_AIM OF THE EXERCISE_:
Quote all entries in full, exactly.

_ENTRIES PROVIDED_:
+--

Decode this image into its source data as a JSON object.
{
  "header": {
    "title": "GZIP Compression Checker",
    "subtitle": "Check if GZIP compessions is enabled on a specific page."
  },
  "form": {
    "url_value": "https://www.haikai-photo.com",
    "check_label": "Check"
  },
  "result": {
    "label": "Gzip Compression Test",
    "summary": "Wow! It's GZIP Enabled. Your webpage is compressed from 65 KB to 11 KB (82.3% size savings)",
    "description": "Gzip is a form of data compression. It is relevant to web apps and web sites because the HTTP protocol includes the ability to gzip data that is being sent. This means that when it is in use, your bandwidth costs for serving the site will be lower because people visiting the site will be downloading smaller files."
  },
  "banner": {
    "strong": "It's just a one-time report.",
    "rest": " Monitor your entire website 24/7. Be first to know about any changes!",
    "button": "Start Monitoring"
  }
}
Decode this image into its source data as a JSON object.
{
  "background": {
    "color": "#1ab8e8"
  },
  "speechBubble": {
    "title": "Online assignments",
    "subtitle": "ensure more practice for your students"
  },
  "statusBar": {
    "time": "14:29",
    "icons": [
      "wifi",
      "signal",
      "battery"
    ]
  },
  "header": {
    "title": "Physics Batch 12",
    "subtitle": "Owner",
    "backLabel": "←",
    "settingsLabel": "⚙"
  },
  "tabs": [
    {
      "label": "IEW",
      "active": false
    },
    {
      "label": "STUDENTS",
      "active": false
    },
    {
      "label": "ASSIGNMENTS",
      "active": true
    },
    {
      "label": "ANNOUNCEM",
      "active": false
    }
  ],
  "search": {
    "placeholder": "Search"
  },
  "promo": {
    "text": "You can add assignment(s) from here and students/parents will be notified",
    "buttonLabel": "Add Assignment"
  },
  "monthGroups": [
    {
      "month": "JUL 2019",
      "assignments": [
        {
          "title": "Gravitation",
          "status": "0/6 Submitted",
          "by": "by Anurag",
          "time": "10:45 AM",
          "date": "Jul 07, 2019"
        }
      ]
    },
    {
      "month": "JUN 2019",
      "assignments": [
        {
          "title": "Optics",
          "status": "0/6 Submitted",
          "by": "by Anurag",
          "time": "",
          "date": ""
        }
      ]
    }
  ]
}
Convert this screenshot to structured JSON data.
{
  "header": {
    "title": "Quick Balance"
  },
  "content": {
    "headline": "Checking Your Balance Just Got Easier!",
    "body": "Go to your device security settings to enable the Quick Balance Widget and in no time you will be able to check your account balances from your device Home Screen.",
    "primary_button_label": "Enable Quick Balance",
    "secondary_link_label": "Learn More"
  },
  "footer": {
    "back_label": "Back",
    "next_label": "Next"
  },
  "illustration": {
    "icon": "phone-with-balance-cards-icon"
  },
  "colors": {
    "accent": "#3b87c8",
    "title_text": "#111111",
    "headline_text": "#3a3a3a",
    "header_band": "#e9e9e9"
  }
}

+--

_FINISHED TASK_:
Decode this image into its source data as a JSON object.
{
  "header": {
    "title": "GZIP Compression Checker",
    "subtitle": "Check if GZIP compessions is enabled on a specific page."
  },
  "form": {
    "url_value": "https://www.haikai-photo.com",
    "check_label": "Check"
  },
  "result": {
    "label": "Gzip Compression Test",
    "summary": "Wow! It's GZIP Enabled. Your webpage is compressed from 65 KB to 11 KB (82.3% size savings)",
    "description": "Gzip is a form of data compression. It is relevant to web apps and web sites because the HTTP protocol includes the ability to gzip data that is being sent. This means that when it is in use, your bandwidth costs for serving the site will be lower because people visiting the site will be downloading smaller files."
  },
  "banner": {
    "strong": "It's just a one-time report.",
    "rest": " Monitor your entire website 24/7. Be first to know about any changes!",
    "button": "Start Monitoring"
  }
}
Decode this image into its source data as a JSON object.
{
  "background": {
    "color": "#1ab8e8"
  },
  "speechBubble": {
    "title": "Online assignments",
    "subtitle": "ensure more practice for your students"
  },
  "statusBar": {
    "time": "14:29",
    "icons": [
      "wifi",
      "signal",
      "battery"
    ]
  },
  "header": {
    "title": "Physics Batch 12",
    "subtitle": "Owner",
    "backLabel": "←",
    "settingsLabel": "⚙"
  },
  "tabs": [
    {
      "label": "IEW",
      "active": false
    },
    {
      "label": "STUDENTS",
      "active": false
    },
    {
      "label": "ASSIGNMENTS",
      "active": true
    },
    {
      "label": "ANNOUNCEM",
      "active": false
    }
  ],
  "search": {
    "placeholder": "Search"
  },
  "promo": {
    "text": "You can add assignment(s) from here and students/parents will be notified",
    "buttonLabel": "Add Assignment"
  },
  "monthGroups": [
    {
      "month": "JUL 2019",
      "assignments": [
        {
          "title": "Gravitation",
          "status": "0/6 Submitted",
          "by": "by Anurag",
          "time": "10:45 AM",
          "date": "Jul 07, 2019"
        }
      ]
    },
    {
      "month": "JUN 2019",
      "assignments": [
        {
          "title": "Optics",
          "status": "0/6 Submitted",
          "by": "by Anurag",
          "time": "",
          "date": ""
        }
      ]
    }
  ]
}
Convert this screenshot to structured JSON data.
{
  "header": {
    "title": "Quick Balance"
  },
  "content": {
    "headline": "Checking Your Balance Just Got Easier!",
    "body": "Go to your device security settings to enable the Quick Balance Widget and in no time you will be able to check your account balances from your device Home Screen.",
    "primary_button_label": "Enable Quick Balance",
    "secondary_link_label": "Learn More"
  },
  "footer": {
    "back_label": "Back",
    "next_label": "Next"
  },
  "illustration": {
    "icon": "phone-with-balance-cards-icon"
  },
  "colors": {
    "accent": "#3b87c8",
    "title_text": "#111111",
    "headline_text": "#3a3a3a",
    "header_band": "#e9e9e9"
  }
}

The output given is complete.